* **What you should do**
Your task is to print every entry below exactly as given.

* **Stored records**
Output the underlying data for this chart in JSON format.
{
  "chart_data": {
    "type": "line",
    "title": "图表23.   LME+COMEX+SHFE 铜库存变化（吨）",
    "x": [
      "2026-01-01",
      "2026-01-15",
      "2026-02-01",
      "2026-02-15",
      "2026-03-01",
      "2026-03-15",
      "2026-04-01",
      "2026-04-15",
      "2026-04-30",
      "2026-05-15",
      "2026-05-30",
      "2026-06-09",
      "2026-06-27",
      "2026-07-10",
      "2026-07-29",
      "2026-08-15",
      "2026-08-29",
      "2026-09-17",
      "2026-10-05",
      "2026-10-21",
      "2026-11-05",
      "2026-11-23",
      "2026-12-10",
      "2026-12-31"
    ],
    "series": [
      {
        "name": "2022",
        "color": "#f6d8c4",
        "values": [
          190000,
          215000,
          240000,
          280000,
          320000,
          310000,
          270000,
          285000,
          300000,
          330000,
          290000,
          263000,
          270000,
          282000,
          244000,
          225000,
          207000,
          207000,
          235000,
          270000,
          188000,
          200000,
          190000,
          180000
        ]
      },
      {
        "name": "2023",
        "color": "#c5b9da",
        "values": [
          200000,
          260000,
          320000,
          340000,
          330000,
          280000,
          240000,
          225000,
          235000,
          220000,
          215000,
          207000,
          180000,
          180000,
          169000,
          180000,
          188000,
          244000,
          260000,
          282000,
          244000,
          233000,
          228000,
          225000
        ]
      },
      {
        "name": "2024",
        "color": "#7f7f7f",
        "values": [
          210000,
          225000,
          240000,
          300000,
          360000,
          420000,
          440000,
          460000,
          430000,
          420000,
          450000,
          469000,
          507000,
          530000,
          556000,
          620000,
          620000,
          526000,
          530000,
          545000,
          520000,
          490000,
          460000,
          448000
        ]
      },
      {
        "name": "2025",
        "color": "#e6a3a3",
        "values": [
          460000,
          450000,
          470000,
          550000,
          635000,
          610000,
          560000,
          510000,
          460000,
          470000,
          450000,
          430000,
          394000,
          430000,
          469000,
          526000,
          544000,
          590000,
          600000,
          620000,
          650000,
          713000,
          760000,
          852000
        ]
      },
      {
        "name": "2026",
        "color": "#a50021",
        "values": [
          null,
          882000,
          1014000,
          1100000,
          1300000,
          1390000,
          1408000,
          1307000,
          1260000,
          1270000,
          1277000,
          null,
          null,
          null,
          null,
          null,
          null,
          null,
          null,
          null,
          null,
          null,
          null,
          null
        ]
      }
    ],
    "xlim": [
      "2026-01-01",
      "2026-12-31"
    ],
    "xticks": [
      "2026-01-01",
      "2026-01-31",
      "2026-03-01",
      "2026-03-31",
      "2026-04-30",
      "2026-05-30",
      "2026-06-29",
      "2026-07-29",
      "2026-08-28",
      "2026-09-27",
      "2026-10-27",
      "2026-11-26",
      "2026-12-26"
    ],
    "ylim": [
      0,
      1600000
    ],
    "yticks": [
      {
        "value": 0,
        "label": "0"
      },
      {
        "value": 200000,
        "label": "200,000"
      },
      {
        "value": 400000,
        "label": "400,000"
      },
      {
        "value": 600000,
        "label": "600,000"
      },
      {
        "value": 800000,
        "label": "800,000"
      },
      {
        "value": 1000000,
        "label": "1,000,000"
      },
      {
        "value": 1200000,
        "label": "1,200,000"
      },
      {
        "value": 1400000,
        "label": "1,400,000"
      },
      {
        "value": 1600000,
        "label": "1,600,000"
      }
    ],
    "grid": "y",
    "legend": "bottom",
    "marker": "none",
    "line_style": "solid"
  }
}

* **Result of this exercise**
Output the underlying data for this chart in JSON format.
{
  "chart_data": {
    "type": "line",
    "title": "图表23.   LME+COMEX+SHFE 铜库存变化（吨）",
    "x": [
      "2026-01-01",
      "2026-01-15",
      "2026-02-01",
      "2026-02-15",
      "2026-03-01",
      "2026-03-15",
      "2026-04-01",
      "2026-04-15",
      "2026-04-30",
      "2026-05-15",
      "2026-05-30",
      "2026-06-09",
      "2026-06-27",
      "2026-07-10",
      "2026-07-29",
      "2026-08-15",
      "2026-08-29",
      "2026-09-17",
      "2026-10-05",
      "2026-10-21",
      "2026-11-05",
      "2026-11-23",
      "2026-12-10",
      "2026-12-31"
    ],
    "series": [
      {
        "name": "2022",
        "color": "#f6d8c4",
        "values": [
          190000,
          215000,
          240000,
          280000,
          320000,
          310000,
          270000,
          285000,
          300000,
          330000,
          290000,
          263000,
          270000,
          282000,
          244000,
          225000,
          207000,
          207000,
          235000,
          270000,
          188000,
          200000,
          190000,
          180000
        ]
      },
      {
        "name": "2023",
        "color": "#c5b9da",
        "values": [
          200000,
          260000,
          320000,
          340000,
          330000,
          280000,
          240000,
          225000,
          235000,
          220000,
          215000,
          207000,
          180000,
          180000,
          169000,
          180000,
          188000,
          244000,
          260000,
          282000,
          244000,
          233000,
          228000,
          225000
        ]
      },
      {
        "name": "2024",
        "color": "#7f7f7f",
        "values": [
          210000,
          225000,
          240000,
          300000,
          360000,
          420000,
          440000,
          460000,
          430000,
          420000,
          450000,
          469000,
          507000,
          530000,
          556000,
          620000,
          620000,
          526000,
          530000,
          545000,
          520000,
          490000,
          460000,
          448000
        ]
      },
      {
        "name": "2025",
        "color": "#e6a3a3",
        "values": [
          460000,
          450000,
          470000,
          550000,
          635000,
          610000,
          560000,
          510000,
          460000,
          470000,
          450000,
          430000,
          394000,
          430000,
          469000,
          526000,
          544000,
          590000,
          600000,
          620000,
          650000,
          713000,
          760000,
          852000
        ]
      },
      {
        "name": "2026",
        "color": "#a50021",
        "values": [
          null,
          882000,
          1014000,
          1100000,
          1300000,
          1390000,
          1408000,
          1307000,
          1260000,
          1270000,
          1277000,
          null,
          null,
          null,
          null,
          null,
          null,
          null,
          null,
          null,
          null,
          null,
          null,
          null
        ]
      }
    ],
    "xlim": [
      "2026-01-01",
      "2026-12-31"
    ],
    "xticks": [
      "2026-01-01",
      "2026-01-31",
      "2026-03-01",
      "2026-03-31",
      "2026-04-30",
      "2026-05-30",
      "2026-06-29",
      "2026-07-29",
      "2026-08-28",
      "2026-09-27",
      "2026-10-27",
      "2026-11-26",
      "2026-12-26"
    ],
    "ylim": [
      0,
      1600000
    ],
    "yticks": [
      {
        "value": 0,
        "label": "0"
      },
      {
        "value": 200000,
        "label": "200,000"
      },
      {
        "value": 400000,
        "label": "400,000"
      },
      {
        "value": 600000,
        "label": "600,000"
      },
      {
        "value": 800000,
        "label": "800,000"
      },
      {
        "value": 1000000,
        "label": "1,000,000"
      },
      {
        "value": 1200000,
        "label": "1,200,000"
      },
      {
        "value": 1400000,
        "label": "1,400,000"
      },
      {
        "value": 1600000,
        "label": "1,600,000"
      }
    ],
    "grid": "y",
    "legend": "bottom",
    "marker": "none",
    "line_style": "solid"
  }
}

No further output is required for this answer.